» **EXERCISE DATA**
================================
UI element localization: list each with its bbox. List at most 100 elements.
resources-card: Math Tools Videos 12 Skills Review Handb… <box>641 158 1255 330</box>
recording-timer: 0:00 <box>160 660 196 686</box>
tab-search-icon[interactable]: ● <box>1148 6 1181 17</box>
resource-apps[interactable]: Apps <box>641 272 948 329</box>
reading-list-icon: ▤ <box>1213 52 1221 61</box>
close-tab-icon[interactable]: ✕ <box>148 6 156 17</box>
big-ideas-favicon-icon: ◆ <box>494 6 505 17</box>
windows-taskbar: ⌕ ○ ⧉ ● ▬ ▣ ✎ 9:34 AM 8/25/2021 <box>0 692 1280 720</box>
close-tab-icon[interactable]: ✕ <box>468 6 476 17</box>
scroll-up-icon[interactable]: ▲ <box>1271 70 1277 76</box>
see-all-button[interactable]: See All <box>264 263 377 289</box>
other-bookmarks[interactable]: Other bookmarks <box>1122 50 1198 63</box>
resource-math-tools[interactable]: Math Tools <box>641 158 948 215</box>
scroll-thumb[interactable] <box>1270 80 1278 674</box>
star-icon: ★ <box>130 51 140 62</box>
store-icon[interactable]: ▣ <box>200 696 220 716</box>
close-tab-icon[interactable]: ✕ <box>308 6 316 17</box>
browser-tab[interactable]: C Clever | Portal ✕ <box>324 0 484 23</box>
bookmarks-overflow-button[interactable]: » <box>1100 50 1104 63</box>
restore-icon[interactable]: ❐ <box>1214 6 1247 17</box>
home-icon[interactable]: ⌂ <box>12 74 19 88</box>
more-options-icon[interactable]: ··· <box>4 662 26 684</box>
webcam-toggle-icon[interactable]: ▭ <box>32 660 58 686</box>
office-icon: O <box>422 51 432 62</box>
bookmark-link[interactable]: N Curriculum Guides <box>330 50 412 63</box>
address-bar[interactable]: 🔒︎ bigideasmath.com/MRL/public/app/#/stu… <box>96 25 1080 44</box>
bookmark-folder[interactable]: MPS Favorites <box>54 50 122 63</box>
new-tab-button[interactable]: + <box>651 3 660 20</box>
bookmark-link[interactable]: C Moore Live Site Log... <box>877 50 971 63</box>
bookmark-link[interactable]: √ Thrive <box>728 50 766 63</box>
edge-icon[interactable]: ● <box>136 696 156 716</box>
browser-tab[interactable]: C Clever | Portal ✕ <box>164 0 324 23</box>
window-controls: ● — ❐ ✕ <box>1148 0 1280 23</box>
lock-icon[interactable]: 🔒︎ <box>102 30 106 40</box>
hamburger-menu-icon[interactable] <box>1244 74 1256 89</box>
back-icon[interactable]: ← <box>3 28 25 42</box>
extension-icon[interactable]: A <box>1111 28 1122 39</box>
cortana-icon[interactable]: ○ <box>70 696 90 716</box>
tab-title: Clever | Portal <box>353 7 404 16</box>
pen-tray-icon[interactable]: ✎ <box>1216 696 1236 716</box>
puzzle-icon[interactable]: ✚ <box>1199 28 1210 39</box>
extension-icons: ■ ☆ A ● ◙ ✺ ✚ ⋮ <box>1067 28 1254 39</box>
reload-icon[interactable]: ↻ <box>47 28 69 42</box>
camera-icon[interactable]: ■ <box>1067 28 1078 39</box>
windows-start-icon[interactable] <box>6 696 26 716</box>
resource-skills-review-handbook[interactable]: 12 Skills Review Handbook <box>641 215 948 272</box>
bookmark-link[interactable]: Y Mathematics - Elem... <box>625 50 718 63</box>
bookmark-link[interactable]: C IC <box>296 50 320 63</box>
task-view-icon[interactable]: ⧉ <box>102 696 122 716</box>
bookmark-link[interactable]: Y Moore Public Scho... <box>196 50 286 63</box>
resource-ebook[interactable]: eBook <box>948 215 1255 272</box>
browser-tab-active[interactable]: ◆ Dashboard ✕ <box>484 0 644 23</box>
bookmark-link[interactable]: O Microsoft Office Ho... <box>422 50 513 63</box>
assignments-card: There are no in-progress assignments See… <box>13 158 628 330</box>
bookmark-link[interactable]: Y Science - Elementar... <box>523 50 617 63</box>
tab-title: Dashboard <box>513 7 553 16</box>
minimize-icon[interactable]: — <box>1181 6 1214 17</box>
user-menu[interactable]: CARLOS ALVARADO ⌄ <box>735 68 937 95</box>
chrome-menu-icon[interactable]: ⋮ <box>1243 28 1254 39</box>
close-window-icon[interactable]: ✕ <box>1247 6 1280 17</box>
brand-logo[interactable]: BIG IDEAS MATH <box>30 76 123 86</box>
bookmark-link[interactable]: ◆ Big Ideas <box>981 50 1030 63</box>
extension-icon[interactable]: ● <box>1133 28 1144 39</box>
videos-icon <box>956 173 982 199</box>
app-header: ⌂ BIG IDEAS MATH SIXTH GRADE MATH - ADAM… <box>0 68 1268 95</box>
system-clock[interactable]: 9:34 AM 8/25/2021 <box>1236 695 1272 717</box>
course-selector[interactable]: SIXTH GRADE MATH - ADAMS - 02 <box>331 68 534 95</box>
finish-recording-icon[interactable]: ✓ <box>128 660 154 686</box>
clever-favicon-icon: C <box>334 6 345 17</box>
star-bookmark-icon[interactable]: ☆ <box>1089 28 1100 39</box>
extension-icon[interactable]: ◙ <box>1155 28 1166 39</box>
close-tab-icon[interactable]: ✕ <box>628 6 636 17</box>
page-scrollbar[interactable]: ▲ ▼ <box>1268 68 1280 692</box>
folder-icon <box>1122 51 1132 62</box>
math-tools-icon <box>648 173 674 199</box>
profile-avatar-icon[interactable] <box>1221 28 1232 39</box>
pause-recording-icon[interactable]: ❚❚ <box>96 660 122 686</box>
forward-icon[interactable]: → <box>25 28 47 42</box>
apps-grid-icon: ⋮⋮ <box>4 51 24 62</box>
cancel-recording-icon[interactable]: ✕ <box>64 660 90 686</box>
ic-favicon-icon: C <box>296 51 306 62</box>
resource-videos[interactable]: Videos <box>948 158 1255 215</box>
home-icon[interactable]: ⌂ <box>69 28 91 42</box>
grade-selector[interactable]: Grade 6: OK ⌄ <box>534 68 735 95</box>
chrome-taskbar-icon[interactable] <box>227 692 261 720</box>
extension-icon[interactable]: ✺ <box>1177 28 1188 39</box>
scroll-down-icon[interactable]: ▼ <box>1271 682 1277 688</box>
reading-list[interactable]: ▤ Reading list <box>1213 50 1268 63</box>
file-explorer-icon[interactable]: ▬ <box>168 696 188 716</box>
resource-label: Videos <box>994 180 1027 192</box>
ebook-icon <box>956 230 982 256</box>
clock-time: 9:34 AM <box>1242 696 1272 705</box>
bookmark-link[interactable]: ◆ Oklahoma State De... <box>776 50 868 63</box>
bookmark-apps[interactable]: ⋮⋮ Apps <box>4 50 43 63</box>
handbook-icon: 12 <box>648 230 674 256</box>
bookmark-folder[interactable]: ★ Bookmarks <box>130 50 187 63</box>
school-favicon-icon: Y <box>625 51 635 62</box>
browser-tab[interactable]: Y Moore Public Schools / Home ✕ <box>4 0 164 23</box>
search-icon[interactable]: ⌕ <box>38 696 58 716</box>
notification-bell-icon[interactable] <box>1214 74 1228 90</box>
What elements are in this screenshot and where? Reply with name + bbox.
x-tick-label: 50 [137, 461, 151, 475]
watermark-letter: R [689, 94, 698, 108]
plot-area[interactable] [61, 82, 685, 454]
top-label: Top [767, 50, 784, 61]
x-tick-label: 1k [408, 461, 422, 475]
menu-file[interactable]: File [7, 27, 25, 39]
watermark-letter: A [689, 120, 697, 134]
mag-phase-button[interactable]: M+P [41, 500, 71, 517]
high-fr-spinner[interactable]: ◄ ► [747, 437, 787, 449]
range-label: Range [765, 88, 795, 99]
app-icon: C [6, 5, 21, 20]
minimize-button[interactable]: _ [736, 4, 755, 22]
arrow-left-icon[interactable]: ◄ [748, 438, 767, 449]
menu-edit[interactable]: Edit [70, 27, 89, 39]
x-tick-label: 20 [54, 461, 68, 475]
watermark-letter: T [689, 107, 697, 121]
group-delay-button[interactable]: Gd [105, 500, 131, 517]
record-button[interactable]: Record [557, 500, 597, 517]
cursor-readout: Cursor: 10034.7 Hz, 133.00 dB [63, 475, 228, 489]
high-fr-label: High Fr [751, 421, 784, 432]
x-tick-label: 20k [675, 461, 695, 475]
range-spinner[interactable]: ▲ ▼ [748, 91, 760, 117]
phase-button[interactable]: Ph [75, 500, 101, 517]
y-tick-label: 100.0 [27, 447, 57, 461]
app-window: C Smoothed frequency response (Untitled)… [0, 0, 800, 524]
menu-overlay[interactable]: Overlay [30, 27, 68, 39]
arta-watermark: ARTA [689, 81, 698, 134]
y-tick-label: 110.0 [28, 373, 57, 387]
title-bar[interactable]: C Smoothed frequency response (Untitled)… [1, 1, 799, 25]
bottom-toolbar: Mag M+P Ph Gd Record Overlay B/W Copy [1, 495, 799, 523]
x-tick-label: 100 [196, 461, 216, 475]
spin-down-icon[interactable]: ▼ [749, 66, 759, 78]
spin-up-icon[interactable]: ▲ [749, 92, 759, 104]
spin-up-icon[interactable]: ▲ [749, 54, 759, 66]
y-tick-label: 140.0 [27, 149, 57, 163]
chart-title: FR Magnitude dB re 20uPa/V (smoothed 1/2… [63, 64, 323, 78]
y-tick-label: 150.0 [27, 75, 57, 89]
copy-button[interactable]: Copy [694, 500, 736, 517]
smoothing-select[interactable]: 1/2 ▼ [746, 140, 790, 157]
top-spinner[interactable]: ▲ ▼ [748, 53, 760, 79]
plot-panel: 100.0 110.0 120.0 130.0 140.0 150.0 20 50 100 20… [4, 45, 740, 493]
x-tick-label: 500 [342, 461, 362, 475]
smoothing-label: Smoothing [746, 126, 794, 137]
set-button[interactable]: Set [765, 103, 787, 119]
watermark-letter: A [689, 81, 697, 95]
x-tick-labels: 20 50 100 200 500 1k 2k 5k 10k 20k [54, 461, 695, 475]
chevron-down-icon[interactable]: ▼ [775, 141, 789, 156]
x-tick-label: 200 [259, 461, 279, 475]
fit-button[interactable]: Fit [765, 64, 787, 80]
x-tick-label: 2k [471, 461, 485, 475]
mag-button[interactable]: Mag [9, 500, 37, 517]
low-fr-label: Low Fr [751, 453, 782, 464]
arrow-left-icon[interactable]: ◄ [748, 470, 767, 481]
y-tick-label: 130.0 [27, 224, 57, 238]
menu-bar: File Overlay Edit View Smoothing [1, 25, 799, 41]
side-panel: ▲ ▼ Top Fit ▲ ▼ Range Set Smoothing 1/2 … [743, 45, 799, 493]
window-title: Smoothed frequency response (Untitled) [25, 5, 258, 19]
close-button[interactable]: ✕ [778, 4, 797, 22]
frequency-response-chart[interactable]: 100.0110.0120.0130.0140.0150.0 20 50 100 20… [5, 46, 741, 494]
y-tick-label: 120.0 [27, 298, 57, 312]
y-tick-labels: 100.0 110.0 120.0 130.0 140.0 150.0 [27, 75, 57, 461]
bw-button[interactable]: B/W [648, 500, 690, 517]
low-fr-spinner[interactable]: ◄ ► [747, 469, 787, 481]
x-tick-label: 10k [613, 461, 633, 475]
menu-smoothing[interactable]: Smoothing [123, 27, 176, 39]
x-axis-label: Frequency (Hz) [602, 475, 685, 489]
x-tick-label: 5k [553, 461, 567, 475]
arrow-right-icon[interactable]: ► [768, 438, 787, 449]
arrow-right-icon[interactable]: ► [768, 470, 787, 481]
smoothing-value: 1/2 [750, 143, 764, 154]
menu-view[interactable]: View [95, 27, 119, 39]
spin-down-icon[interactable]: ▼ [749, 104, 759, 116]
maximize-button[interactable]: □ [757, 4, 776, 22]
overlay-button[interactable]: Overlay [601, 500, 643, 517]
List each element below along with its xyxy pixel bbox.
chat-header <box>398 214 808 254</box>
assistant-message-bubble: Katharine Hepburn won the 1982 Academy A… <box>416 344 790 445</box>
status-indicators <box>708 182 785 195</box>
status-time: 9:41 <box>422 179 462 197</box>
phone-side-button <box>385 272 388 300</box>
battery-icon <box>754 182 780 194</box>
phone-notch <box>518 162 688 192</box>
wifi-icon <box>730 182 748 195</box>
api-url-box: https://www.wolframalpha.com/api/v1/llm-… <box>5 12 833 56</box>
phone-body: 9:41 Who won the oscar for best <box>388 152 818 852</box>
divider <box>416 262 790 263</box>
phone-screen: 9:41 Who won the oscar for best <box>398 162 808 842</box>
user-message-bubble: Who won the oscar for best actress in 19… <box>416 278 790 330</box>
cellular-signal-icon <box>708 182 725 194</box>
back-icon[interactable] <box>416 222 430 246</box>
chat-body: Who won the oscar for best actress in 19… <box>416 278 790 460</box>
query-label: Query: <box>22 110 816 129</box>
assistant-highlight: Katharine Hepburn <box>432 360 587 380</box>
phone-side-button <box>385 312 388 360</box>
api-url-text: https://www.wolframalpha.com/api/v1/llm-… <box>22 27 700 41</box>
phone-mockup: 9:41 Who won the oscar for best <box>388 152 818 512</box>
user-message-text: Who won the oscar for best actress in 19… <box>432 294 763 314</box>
================================
» **EXERCISE DIRECTIONS**
Give back, word for word, the lines of the records above, from the very first line through the line with "tab-search-icon[interactable]: ● <box>1148".

» **PROBLEM SOLUTION**
UI element localization: list each with its bbox. List at most 100 elements.
resources-card: Math Tools Videos 12 Skills Review Handb… <box>641 158 1255 330</box>
recording-timer: 0:00 <box>160 660 196 686</box>
tab-search-icon[interactable]: ● <box>1148 6 1181 17</box>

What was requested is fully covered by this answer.